> [Requirements]
In the records below, copy out verbatim every line starting at the one that contains "Patent image size: (905, 1089)." and ending at the one that contains "The media link 112 is at (227, 520).", both included.

=======

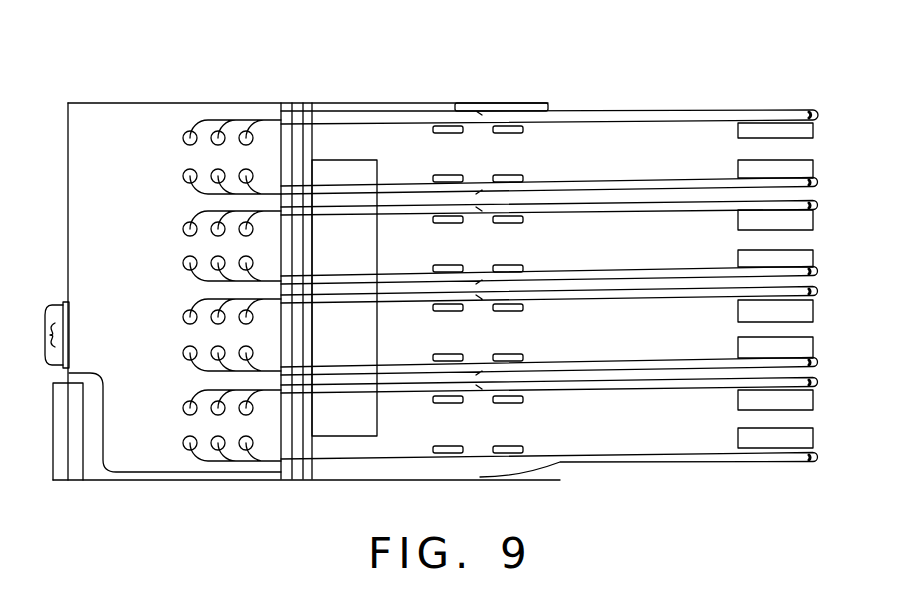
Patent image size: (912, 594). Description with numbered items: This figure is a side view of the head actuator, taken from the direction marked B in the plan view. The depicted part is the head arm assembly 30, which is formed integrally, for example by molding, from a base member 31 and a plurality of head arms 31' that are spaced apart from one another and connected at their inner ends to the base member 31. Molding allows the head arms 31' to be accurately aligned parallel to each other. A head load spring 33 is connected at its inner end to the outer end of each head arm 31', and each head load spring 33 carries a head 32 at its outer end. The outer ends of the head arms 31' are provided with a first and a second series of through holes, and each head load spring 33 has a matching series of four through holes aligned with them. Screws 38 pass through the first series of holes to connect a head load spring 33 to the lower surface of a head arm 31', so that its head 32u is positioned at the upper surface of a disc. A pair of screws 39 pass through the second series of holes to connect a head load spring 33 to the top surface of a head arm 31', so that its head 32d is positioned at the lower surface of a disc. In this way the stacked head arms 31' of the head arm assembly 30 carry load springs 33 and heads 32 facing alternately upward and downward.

The head arm assembly 30 is at (157, 100).
The base member 31 is at (51, 251).
The head arm 31' is at (414, 247).
The head 32 is at (767, 3).
The head positioned on the upper surface of a disc 32u is at (738, 128).
The head positioned on the lower surface of a disc 32d is at (757, 137).
The head load spring 33 is at (635, 111).
The screw 38 is at (448, 126).
The screw 39 is at (445, 175).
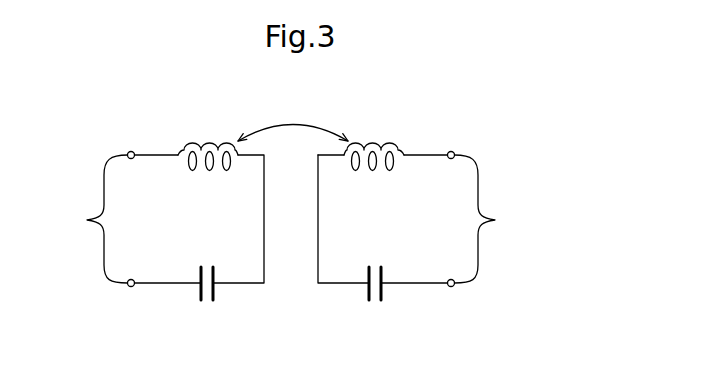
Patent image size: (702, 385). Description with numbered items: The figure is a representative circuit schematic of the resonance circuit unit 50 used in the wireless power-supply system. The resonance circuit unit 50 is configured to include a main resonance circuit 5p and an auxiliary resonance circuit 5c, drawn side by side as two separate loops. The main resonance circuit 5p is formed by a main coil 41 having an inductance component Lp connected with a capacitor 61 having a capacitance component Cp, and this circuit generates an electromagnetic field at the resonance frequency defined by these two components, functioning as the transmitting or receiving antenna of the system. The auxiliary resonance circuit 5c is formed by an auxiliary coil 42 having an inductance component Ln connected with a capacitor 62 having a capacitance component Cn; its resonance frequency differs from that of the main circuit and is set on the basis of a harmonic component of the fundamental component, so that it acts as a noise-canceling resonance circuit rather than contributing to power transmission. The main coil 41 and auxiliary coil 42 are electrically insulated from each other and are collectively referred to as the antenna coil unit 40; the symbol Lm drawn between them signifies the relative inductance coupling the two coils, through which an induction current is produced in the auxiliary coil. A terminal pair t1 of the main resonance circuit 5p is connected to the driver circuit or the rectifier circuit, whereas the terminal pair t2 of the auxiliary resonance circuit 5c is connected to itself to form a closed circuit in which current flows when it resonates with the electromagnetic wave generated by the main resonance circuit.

The resonance circuit unit 50 is at (344, 96).
The main resonance circuit 5p is at (185, 107).
The auxiliary resonance circuit 5c is at (405, 110).
The antenna coil unit 40 is at (290, 177).
The main coil 41 is at (207, 175).
The auxiliary coil 42 is at (375, 175).
The capacitor 61 is at (207, 306).
The capacitor 62 is at (374, 306).
The terminal pair t1 is at (97, 219).
The terminal pair t2 is at (485, 219).
The relative inductance Lm is at (293, 118).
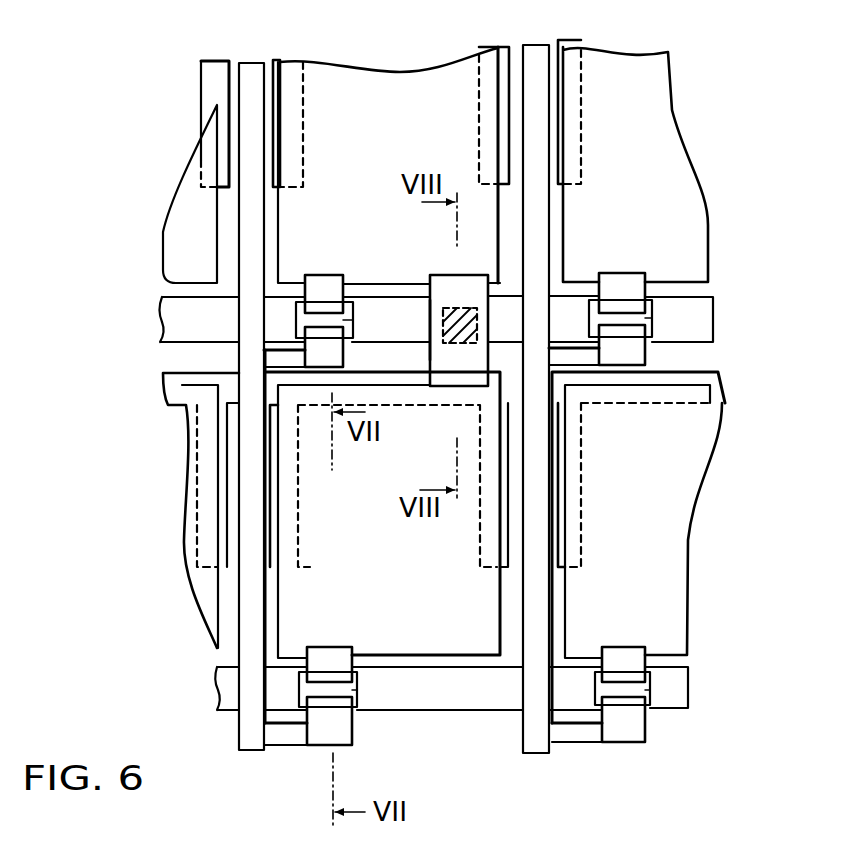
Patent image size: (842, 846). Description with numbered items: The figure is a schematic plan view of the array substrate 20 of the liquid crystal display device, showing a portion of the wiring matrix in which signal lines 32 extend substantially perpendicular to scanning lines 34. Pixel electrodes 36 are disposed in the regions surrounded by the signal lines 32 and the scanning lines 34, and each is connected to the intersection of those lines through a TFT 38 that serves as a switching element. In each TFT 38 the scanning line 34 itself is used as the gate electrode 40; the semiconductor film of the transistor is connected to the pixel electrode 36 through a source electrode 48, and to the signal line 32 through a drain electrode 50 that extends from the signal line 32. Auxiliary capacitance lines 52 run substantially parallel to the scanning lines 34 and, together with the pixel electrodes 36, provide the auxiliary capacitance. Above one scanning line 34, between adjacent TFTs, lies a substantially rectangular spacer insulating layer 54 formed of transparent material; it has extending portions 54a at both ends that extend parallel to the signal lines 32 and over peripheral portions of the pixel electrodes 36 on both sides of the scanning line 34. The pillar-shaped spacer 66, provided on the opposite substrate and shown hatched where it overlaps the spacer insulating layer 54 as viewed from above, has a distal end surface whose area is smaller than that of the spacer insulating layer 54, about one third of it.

The array substrate 20 is at (627, 44).
The signal line 32 is at (253, 70).
The scanning line 34 is at (706, 328).
The pixel electrode 36 is at (398, 90).
The TFT 38 is at (360, 305).
The gate electrode 40 is at (353, 320).
The source electrode 48 is at (323, 282).
The drain electrode 50 is at (340, 352).
The auxiliary capacitance line 52 is at (290, 58).
The spacer insulating layer 54 is at (465, 276).
The extending portion 54a is at (440, 274).
The pillar-shaped spacer 66 is at (470, 312).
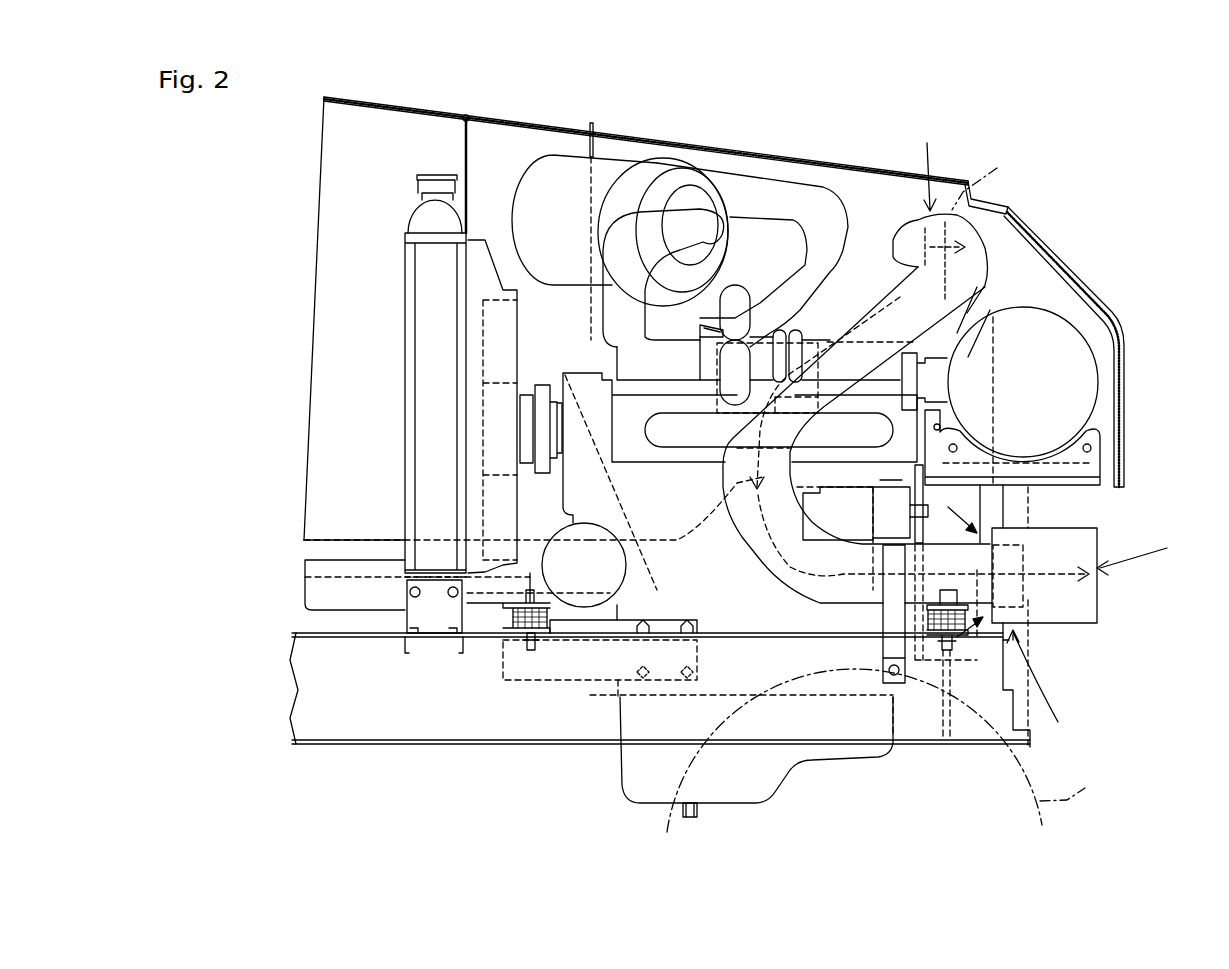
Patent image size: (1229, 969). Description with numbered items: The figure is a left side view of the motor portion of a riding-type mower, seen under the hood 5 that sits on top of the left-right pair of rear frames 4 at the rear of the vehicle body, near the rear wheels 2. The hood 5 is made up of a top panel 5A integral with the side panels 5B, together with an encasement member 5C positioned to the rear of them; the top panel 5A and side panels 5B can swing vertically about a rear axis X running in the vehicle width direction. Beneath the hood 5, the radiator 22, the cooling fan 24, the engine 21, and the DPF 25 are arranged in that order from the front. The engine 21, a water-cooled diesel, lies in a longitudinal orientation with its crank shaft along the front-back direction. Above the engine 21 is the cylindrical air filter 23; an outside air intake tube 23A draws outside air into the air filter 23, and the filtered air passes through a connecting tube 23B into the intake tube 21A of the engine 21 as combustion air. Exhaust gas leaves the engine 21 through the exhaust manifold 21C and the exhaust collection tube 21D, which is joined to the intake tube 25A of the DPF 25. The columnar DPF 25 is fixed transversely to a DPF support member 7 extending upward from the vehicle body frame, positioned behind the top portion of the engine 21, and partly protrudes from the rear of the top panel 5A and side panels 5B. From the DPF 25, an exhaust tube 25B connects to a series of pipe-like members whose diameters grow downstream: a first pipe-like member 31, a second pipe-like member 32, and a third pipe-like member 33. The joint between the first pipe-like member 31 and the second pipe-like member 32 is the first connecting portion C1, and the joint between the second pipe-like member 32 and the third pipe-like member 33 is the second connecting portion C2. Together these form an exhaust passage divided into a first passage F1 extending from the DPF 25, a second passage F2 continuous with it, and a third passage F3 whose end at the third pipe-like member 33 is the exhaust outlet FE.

The rear wheels 2 is at (1070, 789).
The rear frames 4 is at (435, 744).
The hood 5 is at (863, 158).
The top panel 5A is at (830, 157).
The side panels 5B is at (350, 258).
The encasement member 5C is at (1072, 268).
The DPF support member 7 is at (1090, 472).
The engine 21 is at (620, 405).
The intake tube 21A is at (735, 304).
The exhaust manifold 21C is at (677, 432).
The exhaust collection tube 21D is at (892, 387).
The radiator 22 is at (403, 400).
The air filter 23 is at (540, 187).
The outside air intake tube 23A is at (770, 197).
The connecting tube 23B is at (610, 273).
The cooling fan 24 is at (452, 337).
The DPF 25 is at (1097, 373).
The intake tube of the DPF 25A is at (927, 380).
The exhaust tube of the DPF 25B is at (953, 317).
The first pipe-like member 31 is at (920, 214).
The second pipe-like member 32 is at (753, 517).
The third pipe-like member 33 is at (1063, 613).
The first connecting portion C1 is at (925, 165).
The second connecting portion C2 is at (1042, 690).
The first passage F1 is at (1003, 182).
The second passage F2 is at (843, 297).
The third passage F3 is at (854, 739).
The exhaust outlet FE is at (1146, 555).
The rear axis X is at (938, 426).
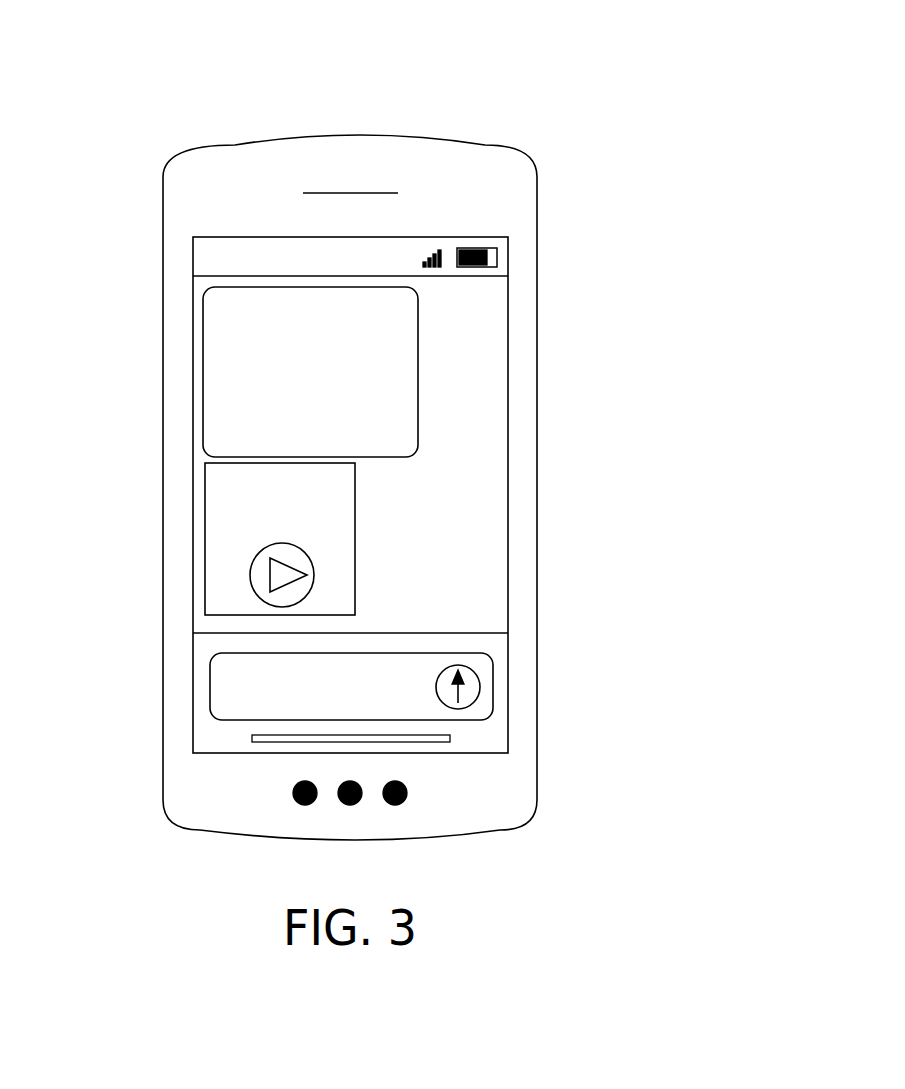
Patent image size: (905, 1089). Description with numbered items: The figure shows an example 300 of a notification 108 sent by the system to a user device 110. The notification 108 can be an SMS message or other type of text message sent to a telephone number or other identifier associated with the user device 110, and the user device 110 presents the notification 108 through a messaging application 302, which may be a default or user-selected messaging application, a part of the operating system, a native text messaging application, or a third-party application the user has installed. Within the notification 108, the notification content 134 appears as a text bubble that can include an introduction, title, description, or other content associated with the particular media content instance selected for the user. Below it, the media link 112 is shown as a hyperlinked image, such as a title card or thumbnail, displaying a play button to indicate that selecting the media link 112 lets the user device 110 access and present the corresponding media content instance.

The example of the notification 300 is at (196, 70).
The user device 110 is at (490, 183).
The notification 108 is at (452, 447).
The messaging application 302 is at (462, 598).
The notification content 134 is at (212, 373).
The media link 112 is at (227, 520).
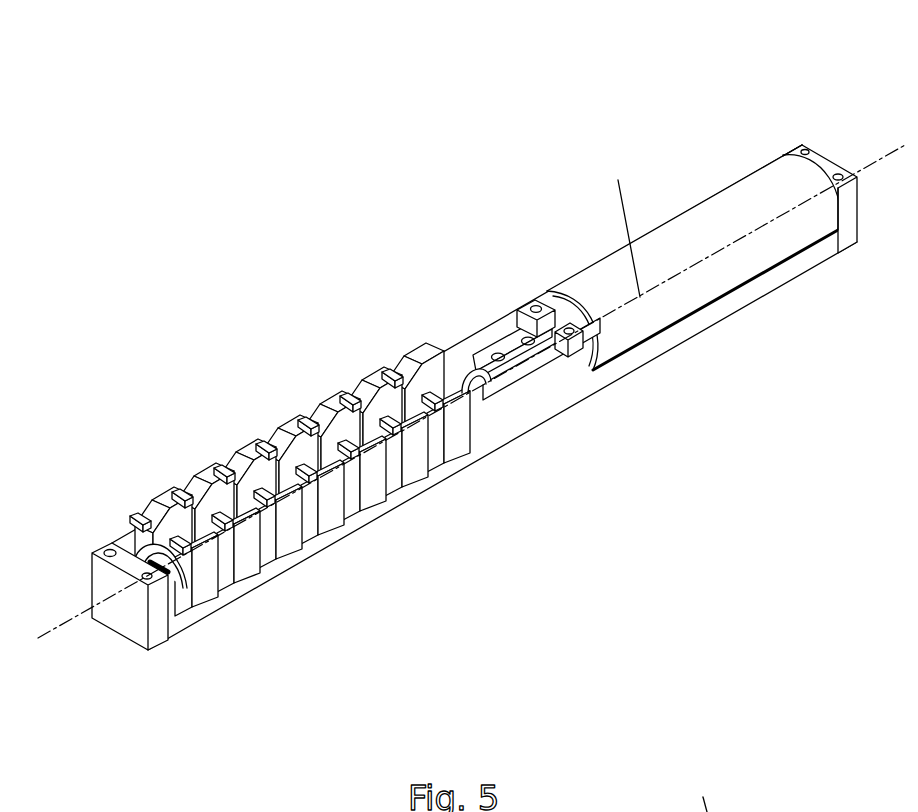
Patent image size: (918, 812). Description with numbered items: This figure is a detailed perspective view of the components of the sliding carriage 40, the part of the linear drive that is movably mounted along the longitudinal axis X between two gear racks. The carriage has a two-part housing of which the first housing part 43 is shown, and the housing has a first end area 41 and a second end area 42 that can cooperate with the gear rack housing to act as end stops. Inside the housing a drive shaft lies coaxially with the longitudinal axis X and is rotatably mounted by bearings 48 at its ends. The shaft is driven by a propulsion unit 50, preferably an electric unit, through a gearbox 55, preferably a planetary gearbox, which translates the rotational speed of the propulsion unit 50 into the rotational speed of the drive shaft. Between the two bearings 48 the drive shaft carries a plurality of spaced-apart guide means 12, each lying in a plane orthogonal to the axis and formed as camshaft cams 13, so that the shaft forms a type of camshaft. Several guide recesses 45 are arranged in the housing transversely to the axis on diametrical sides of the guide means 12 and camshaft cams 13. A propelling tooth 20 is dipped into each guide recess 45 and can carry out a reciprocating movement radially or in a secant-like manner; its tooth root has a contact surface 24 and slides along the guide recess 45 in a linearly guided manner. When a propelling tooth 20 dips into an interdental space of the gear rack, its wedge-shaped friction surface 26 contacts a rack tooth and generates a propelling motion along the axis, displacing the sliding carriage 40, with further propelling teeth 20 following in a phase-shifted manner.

The sliding carriage 40 is at (471, 362).
The first end area 41 is at (93, 588).
The second end area 42 is at (856, 152).
The first housing part 43 is at (550, 393).
The guide recess 45 is at (317, 480).
The bearing 48 is at (168, 583).
The propulsion unit 50 is at (715, 223).
The gearbox 55 is at (495, 340).
The propelling tooth 20 is at (278, 465).
The contact surface 24 is at (305, 478).
The friction surface 26 is at (270, 430).
The guide means 12 is at (375, 374).
The camshaft cam 13 is at (394, 413).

=======

> [Written reply]
Patent image size: (905, 1089). Description with numbered items: The figure shows an example 300 of a notification 108 sent by the system to a user device 110. The notification 108 can be an SMS message or other type of text message sent to a telephone number or other identifier associated with the user device 110, and the user device 110 presents the notification 108 through a messaging application 302, which may be a default or user-selected messaging application, a part of the operating system, a native text messaging application, or a third-party application the user has installed. Within the notification 108, the notification content 134 appears as a text bubble that can include an introduction, title, description, or other content associated with the particular media content instance selected for the user. Below it, the media link 112 is shown as a hyperlinked image, such as a title card or thumbnail, displaying a play button to indicate that selecting the media link 112 lets the user device 110 access and present the corresponding media content instance.

The example of the notification 300 is at (196, 70).
The user device 110 is at (490, 183).
The notification 108 is at (452, 447).
The messaging application 302 is at (462, 598).
The notification content 134 is at (212, 373).
The media link 112 is at (227, 520).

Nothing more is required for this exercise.